** SUPPLIED DATA **
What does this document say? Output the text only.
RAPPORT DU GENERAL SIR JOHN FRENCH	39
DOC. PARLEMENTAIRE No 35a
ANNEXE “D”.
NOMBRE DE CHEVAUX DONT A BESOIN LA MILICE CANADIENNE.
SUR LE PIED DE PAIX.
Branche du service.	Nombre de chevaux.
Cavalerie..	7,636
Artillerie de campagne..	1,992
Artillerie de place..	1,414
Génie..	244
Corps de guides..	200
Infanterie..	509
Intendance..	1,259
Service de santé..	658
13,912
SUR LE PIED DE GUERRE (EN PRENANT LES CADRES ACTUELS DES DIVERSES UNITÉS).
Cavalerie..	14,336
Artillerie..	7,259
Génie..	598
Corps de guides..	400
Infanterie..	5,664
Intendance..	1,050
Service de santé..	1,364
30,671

** PROBLEM STATEMENT **
State only how many lines in the material include "Artillerie".

** SOLUTION **
3